- **ROWS**
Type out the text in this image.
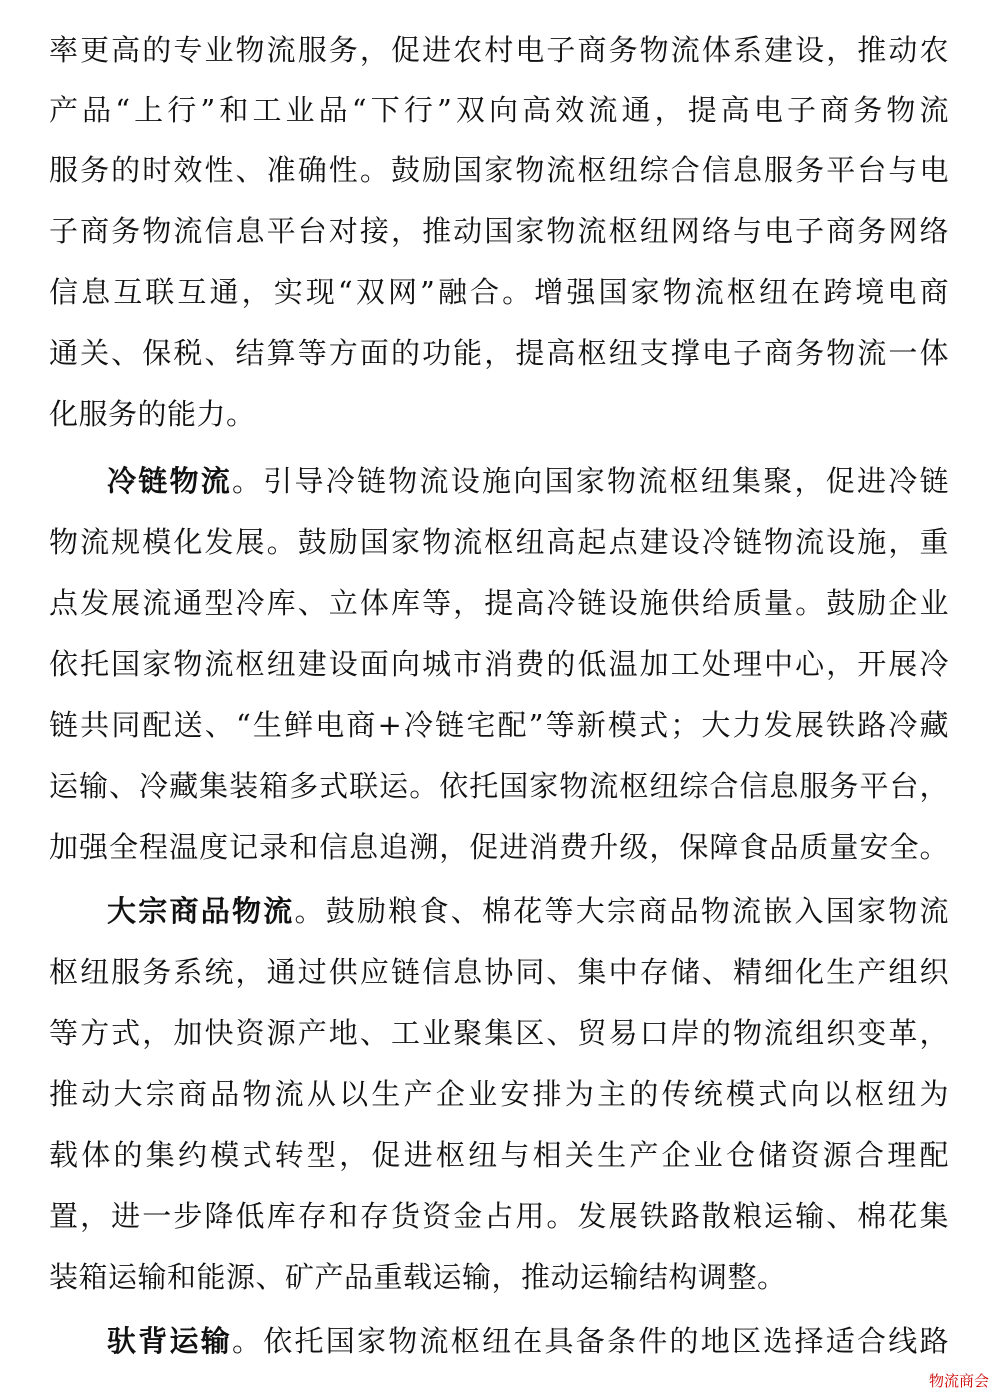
率更高的专业物流服务，促进农村电子商务物流体系建设，推动农
产品“上行”和工业品“下行”双向高效流通，提高电子商务物流
服务的时效性、准确性。鼓励国家物流枢纽综合信息服务平台与电
子商务物流信息平台对接，推动国家物流枢纽网络与电子商务网络
信息互联互通，实现“双网”融合。增强国家物流枢纽在跨境电商
通关、保税、结算等方面的功能，提高枢纽支撑电子商务物流一体
化服务的能力。
冷链物流。引导冷链物流设施向国家物流枢纽集聚，促进冷链
物流规模化发展。鼓励国家物流枢纽高起点建设冷链物流设施，重
点发展流通型冷库、立体库等，提高冷链设施供给质量。鼓励企业
依托国家物流枢纽建设面向城市消费的低温加工处理中心，开展冷
链共同配送、“生鲜电商+冷链宅配”等新模式；大力发展铁路冷藏
运输、冷藏集装箱多式联运。依托国家物流枢纽综合信息服务平台，
加强全程温度记录和信息追溯，促进消费升级，保障食品质量安全。
大宗商品物流。鼓励粮食、棉花等大宗商品物流嵌入国家物流
枢纽服务系统，通过供应链信息协同、集中存储、精细化生产组织
等方式，加快资源产地、工业聚集区、贸易口岸的物流组织变革，
推动大宗商品物流从以生产企业安排为主的传统模式向以枢纽为
载体的集约模式转型，促进枢纽与相关生产企业仓储资源合理配
置，进一步降低库存和存货资金占用。发展铁路散粮运输、棉花集
装箱运输和能源、矿产品重载运输，推动运输结构调整。
驮背运输。依托国家物流枢纽在具备条件的地区选择适合线路
物流商会
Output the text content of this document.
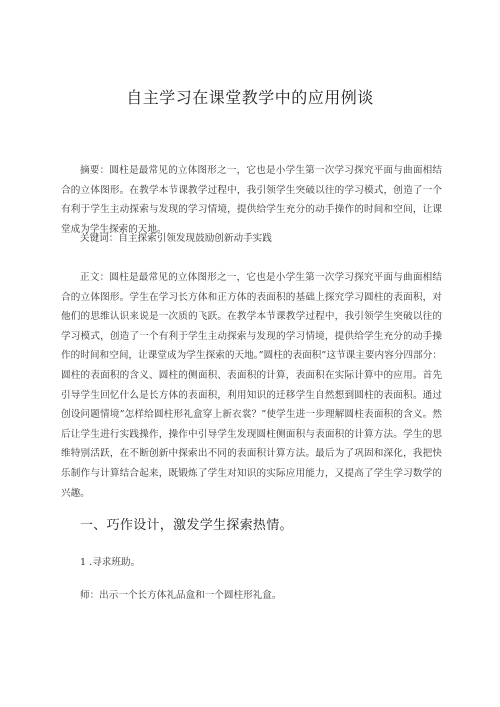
自主学习在课堂教学中的应用例谈

摘要：圆柱是最常见的立体图形之一，它也是小学生第一次学习探究平面与曲面相结合的立体图形。在教学本节课教学过程中，我引领学生突破以往的学习模式，创造了一个有利于学生主动探索与发现的学习情境，提供给学生充分的动手操作的时间和空间，让课堂成为学生探索的天地。

关键词：自主探索引领发现鼓励创新动手实践

正文：圆柱是最常见的立体图形之一，它也是小学生第一次学习探究平面与曲面相结合的立体图形。学生在学习长方体和正方体的表面积的基础上探究学习圆柱的表面积，对他们的思维认识来说是一次质的飞跃。在教学本节课教学过程中，我引领学生突破以往的学习模式，创造了一个有利于学生主动探索与发现的学习情境，提供给学生充分的动手操作的时间和空间，让课堂成为学生探索的天地。”圆柱的表面积”这节课主要内容分四部分：圆柱的表面积的含义、圆柱的侧面积、表面积的计算，表面积在实际计算中的应用。首先引导学生回忆什么是长方体的表面积，利用知识的迁移学生自然想到圆柱的表面积。通过创设问题情境”怎样给圆柱形礼盒穿上新衣裳？”使学生进一步理解圆柱表面积的含义。然后让学生进行实践操作，操作中引导学生发现圆柱侧面积与表面积的计算方法。学生的思维特别活跃，在不断创新中探索出不同的表面积计算方法。最后为了巩固和深化，我把快乐制作与计算结合起来，既锻炼了学生对知识的实际应用能力，又提高了学生学习数学的兴趣。

一、巧作设计，激发学生探索热情。
1 .寻求班助。
师：出示一个长方体礼品盒和一个圆柱形礼盒。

- **INSTRUCTIONS FOR THE TASK**
Give the number of lines in the entries above that include the string "text". No other output is expected.

- **EXPECTED ANSWER**
2